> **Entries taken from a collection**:

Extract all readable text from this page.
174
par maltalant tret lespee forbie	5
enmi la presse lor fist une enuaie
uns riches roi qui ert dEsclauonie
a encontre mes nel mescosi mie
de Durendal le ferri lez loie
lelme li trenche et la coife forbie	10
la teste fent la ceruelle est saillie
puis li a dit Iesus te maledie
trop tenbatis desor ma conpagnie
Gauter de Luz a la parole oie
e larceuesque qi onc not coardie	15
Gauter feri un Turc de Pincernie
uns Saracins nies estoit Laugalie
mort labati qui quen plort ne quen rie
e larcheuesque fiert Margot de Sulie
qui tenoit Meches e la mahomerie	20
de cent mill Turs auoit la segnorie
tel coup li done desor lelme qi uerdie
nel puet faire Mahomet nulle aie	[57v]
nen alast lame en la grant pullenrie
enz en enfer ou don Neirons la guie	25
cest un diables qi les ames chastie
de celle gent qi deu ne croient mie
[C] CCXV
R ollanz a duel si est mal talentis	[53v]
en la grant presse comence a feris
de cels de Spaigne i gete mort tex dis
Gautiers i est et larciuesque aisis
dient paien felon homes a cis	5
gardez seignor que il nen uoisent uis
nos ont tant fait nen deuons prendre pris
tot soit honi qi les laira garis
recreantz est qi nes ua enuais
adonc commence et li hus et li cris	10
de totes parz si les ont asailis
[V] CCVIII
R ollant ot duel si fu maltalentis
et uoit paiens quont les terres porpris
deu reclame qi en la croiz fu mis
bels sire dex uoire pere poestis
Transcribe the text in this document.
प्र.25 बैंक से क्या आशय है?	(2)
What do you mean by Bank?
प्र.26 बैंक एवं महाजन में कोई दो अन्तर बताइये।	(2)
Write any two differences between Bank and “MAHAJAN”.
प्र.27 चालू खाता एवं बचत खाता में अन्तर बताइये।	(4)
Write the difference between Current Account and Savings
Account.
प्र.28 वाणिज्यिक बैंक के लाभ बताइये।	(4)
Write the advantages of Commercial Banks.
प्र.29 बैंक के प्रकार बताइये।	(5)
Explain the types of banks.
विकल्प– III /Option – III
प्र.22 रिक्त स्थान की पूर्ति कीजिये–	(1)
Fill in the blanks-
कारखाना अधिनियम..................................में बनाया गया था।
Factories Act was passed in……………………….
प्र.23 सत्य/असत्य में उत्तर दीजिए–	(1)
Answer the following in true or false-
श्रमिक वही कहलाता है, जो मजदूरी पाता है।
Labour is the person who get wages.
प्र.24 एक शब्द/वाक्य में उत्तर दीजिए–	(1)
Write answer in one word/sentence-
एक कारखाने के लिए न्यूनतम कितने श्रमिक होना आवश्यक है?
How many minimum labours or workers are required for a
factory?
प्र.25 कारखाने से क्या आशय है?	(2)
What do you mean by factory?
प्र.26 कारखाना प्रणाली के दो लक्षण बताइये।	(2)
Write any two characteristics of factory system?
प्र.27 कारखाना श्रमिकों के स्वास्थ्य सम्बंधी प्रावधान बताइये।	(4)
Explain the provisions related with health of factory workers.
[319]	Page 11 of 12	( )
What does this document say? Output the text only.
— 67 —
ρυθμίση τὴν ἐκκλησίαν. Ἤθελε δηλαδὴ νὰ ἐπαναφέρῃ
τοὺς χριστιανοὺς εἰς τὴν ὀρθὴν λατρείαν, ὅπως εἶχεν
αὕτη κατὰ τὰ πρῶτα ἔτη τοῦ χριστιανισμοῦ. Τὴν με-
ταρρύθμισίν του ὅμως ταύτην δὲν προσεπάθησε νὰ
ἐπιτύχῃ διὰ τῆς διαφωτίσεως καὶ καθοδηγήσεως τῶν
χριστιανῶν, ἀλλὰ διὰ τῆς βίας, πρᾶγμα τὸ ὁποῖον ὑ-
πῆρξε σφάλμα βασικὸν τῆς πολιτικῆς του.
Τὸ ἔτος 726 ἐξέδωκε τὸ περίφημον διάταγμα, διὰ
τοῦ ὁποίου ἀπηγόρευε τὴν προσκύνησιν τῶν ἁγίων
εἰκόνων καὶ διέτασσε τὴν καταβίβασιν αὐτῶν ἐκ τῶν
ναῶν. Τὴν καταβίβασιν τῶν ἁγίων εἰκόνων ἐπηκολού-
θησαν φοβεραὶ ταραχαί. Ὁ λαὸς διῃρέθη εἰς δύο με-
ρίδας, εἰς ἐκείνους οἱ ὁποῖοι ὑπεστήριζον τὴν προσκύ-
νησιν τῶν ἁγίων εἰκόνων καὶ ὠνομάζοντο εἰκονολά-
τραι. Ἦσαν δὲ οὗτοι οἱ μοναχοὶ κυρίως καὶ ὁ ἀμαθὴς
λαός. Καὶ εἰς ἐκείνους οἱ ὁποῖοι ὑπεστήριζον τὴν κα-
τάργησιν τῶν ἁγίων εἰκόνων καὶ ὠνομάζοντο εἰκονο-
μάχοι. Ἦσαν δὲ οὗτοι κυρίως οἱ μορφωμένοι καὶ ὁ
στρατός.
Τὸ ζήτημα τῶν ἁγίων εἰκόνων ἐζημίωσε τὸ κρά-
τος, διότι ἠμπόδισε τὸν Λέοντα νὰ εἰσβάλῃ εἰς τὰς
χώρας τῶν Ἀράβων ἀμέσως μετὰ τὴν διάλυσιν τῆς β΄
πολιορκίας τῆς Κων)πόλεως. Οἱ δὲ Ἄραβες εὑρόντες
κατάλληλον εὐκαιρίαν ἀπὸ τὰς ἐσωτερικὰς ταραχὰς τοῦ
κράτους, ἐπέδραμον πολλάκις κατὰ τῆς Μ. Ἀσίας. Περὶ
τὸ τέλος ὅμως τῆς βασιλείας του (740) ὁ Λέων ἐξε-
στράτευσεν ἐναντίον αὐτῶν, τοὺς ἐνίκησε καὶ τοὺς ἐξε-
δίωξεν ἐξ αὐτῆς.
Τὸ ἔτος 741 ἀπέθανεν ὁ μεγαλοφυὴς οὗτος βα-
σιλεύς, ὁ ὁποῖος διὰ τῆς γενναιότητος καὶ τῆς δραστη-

> **YOUR GOAL**: Each line above must be printed exactly as it appears.

> **FINISHED TASK**:
Extract all readable text from this page.
174
par maltalant tret lespee forbie	5
enmi la presse lor fist une enuaie
uns riches roi qui ert dEsclauonie
a encontre mes nel mescosi mie
de Durendal le ferri lez loie
lelme li trenche et la coife forbie	10
la teste fent la ceruelle est saillie
puis li a dit Iesus te maledie
trop tenbatis desor ma conpagnie
Gauter de Luz a la parole oie
e larceuesque qi onc not coardie	15
Gauter feri un Turc de Pincernie
uns Saracins nies estoit Laugalie
mort labati qui quen plort ne quen rie
e larcheuesque fiert Margot de Sulie
qui tenoit Meches e la mahomerie	20
de cent mill Turs auoit la segnorie
tel coup li done desor lelme qi uerdie
nel puet faire Mahomet nulle aie	[57v]
nen alast lame en la grant pullenrie
enz en enfer ou don Neirons la guie	25
cest un diables qi les ames chastie
de celle gent qi deu ne croient mie
[C] CCXV
R ollanz a duel si est mal talentis	[53v]
en la grant presse comence a feris
de cels de Spaigne i gete mort tex dis
Gautiers i est et larciuesque aisis
dient paien felon homes a cis	5
gardez seignor que il nen uoisent uis
nos ont tant fait nen deuons prendre pris
tot soit honi qi les laira garis
recreantz est qi nes ua enuais
adonc commence et li hus et li cris	10
de totes parz si les ont asailis
[V] CCVIII
R ollant ot duel si fu maltalentis
et uoit paiens quont les terres porpris
deu reclame qi en la croiz fu mis
bels sire dex uoire pere poestis
Transcribe the text in this document.
प्र.25 बैंक से क्या आशय है?	(2)
What do you mean by Bank?
प्र.26 बैंक एवं महाजन में कोई दो अन्तर बताइये।	(2)
Write any two differences between Bank and “MAHAJAN”.
प्र.27 चालू खाता एवं बचत खाता में अन्तर बताइये।	(4)
Write the difference between Current Account and Savings
Account.
प्र.28 वाणिज्यिक बैंक के लाभ बताइये।	(4)
Write the advantages of Commercial Banks.
प्र.29 बैंक के प्रकार बताइये।	(5)
Explain the types of banks.
विकल्प– III /Option – III
प्र.22 रिक्त स्थान की पूर्ति कीजिये–	(1)
Fill in the blanks-
कारखाना अधिनियम..................................में बनाया गया था।
Factories Act was passed in……………………….
प्र.23 सत्य/असत्य में उत्तर दीजिए–	(1)
Answer the following in true or false-
श्रमिक वही कहलाता है, जो मजदूरी पाता है।
Labour is the person who get wages.
प्र.24 एक शब्द/वाक्य में उत्तर दीजिए–	(1)
Write answer in one word/sentence-
एक कारखाने के लिए न्यूनतम कितने श्रमिक होना आवश्यक है?
How many minimum labours or workers are required for a
factory?
प्र.25 कारखाने से क्या आशय है?	(2)
What do you mean by factory?
प्र.26 कारखाना प्रणाली के दो लक्षण बताइये।	(2)
Write any two characteristics of factory system?
प्र.27 कारखाना श्रमिकों के स्वास्थ्य सम्बंधी प्रावधान बताइये।	(4)
Explain the provisions related with health of factory workers.
[319]	Page 11 of 12	( )
What does this document say? Output the text only.
— 67 —
ρυθμίση τὴν ἐκκλησίαν. Ἤθελε δηλαδὴ νὰ ἐπαναφέρῃ
τοὺς χριστιανοὺς εἰς τὴν ὀρθὴν λατρείαν, ὅπως εἶχεν
αὕτη κατὰ τὰ πρῶτα ἔτη τοῦ χριστιανισμοῦ. Τὴν με-
ταρρύθμισίν του ὅμως ταύτην δὲν προσεπάθησε νὰ
ἐπιτύχῃ διὰ τῆς διαφωτίσεως καὶ καθοδηγήσεως τῶν
χριστιανῶν, ἀλλὰ διὰ τῆς βίας, πρᾶγμα τὸ ὁποῖον ὑ-
πῆρξε σφάλμα βασικὸν τῆς πολιτικῆς του.
Τὸ ἔτος 726 ἐξέδωκε τὸ περίφημον διάταγμα, διὰ
τοῦ ὁποίου ἀπηγόρευε τὴν προσκύνησιν τῶν ἁγίων
εἰκόνων καὶ διέτασσε τὴν καταβίβασιν αὐτῶν ἐκ τῶν
ναῶν. Τὴν καταβίβασιν τῶν ἁγίων εἰκόνων ἐπηκολού-
θησαν φοβεραὶ ταραχαί. Ὁ λαὸς διῃρέθη εἰς δύο με-
ρίδας, εἰς ἐκείνους οἱ ὁποῖοι ὑπεστήριζον τὴν προσκύ-
νησιν τῶν ἁγίων εἰκόνων καὶ ὠνομάζοντο εἰκονολά-
τραι. Ἦσαν δὲ οὗτοι οἱ μοναχοὶ κυρίως καὶ ὁ ἀμαθὴς
λαός. Καὶ εἰς ἐκείνους οἱ ὁποῖοι ὑπεστήριζον τὴν κα-
τάργησιν τῶν ἁγίων εἰκόνων καὶ ὠνομάζοντο εἰκονο-
μάχοι. Ἦσαν δὲ οὗτοι κυρίως οἱ μορφωμένοι καὶ ὁ
στρατός.
Τὸ ζήτημα τῶν ἁγίων εἰκόνων ἐζημίωσε τὸ κρά-
τος, διότι ἠμπόδισε τὸν Λέοντα νὰ εἰσβάλῃ εἰς τὰς
χώρας τῶν Ἀράβων ἀμέσως μετὰ τὴν διάλυσιν τῆς β΄
πολιορκίας τῆς Κων)πόλεως. Οἱ δὲ Ἄραβες εὑρόντες
κατάλληλον εὐκαιρίαν ἀπὸ τὰς ἐσωτερικὰς ταραχὰς τοῦ
κράτους, ἐπέδραμον πολλάκις κατὰ τῆς Μ. Ἀσίας. Περὶ
τὸ τέλος ὅμως τῆς βασιλείας του (740) ὁ Λέων ἐξε-
στράτευσεν ἐναντίον αὐτῶν, τοὺς ἐνίκησε καὶ τοὺς ἐξε-
δίωξεν ἐξ αὐτῆς.
Τὸ ἔτος 741 ἀπέθανεν ὁ μεγαλοφυὴς οὗτος βα-
σιλεύς, ὁ ὁποῖος διὰ τῆς γενναιότητος καὶ τῆς δραστη-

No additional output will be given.